== Dataset excerpts

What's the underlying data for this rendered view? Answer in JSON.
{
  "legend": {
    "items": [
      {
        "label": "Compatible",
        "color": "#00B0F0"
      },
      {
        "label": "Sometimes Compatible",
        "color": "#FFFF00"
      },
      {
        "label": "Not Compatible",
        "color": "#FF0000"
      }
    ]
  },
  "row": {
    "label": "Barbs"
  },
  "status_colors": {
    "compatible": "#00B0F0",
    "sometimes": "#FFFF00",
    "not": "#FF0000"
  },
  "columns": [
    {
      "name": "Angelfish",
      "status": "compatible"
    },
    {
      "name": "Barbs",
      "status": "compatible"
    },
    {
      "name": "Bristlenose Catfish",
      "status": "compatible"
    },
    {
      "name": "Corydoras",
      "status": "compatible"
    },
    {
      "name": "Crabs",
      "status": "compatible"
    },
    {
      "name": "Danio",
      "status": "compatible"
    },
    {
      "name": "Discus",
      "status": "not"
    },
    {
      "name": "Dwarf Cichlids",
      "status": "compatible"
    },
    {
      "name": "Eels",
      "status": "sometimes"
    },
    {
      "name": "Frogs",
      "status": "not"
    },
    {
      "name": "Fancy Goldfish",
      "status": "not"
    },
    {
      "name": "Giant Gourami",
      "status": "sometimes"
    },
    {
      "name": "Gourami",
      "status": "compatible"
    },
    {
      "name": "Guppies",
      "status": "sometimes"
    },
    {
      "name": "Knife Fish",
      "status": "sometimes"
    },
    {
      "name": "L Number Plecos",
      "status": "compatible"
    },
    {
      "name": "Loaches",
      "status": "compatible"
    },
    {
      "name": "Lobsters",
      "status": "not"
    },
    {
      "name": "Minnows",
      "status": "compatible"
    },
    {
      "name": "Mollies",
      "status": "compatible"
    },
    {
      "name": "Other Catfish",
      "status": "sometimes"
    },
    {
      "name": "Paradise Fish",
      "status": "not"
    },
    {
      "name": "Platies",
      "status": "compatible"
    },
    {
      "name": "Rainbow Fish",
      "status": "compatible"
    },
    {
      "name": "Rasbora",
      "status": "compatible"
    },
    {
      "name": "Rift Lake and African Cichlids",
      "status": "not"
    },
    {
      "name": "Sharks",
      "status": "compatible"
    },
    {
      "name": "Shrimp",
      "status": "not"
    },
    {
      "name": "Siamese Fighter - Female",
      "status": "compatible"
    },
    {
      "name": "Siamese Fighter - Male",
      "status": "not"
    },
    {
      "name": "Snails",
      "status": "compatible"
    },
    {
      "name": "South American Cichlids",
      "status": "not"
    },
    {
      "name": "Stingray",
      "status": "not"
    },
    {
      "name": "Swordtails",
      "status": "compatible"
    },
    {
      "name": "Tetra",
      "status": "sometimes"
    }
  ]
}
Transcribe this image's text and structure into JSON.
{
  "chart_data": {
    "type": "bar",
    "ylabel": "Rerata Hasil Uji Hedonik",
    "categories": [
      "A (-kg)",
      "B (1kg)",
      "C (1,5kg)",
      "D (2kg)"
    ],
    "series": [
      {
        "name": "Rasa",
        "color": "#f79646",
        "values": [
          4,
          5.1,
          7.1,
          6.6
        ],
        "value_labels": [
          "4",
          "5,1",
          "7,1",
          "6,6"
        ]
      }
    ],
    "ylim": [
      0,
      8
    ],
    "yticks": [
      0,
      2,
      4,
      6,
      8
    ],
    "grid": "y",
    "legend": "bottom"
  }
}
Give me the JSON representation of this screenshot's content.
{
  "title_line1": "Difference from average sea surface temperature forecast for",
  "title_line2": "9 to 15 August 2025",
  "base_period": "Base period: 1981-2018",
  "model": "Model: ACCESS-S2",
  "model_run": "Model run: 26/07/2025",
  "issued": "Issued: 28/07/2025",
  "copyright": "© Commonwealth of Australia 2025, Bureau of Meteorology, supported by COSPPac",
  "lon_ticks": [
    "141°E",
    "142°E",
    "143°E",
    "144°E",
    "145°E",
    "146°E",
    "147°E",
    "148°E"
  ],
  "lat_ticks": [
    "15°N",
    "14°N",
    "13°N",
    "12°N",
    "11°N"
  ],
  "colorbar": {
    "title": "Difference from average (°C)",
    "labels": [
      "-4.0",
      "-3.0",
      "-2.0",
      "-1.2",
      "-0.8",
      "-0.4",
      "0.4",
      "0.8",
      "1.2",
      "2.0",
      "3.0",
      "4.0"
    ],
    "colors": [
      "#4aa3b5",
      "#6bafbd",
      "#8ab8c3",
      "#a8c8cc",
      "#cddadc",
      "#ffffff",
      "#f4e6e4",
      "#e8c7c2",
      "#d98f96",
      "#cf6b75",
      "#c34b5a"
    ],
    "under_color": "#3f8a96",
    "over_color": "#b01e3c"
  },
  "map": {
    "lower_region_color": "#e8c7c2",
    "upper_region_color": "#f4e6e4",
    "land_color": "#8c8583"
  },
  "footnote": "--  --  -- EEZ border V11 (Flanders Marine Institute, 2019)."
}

====

• Task instructions:
Search the listing for the word "Difference". Copy every line in which it occurs.

• Task answer:
  "title_line1": "Difference from average sea surface temperature forecast for",
    "title": "Difference from average (°C)",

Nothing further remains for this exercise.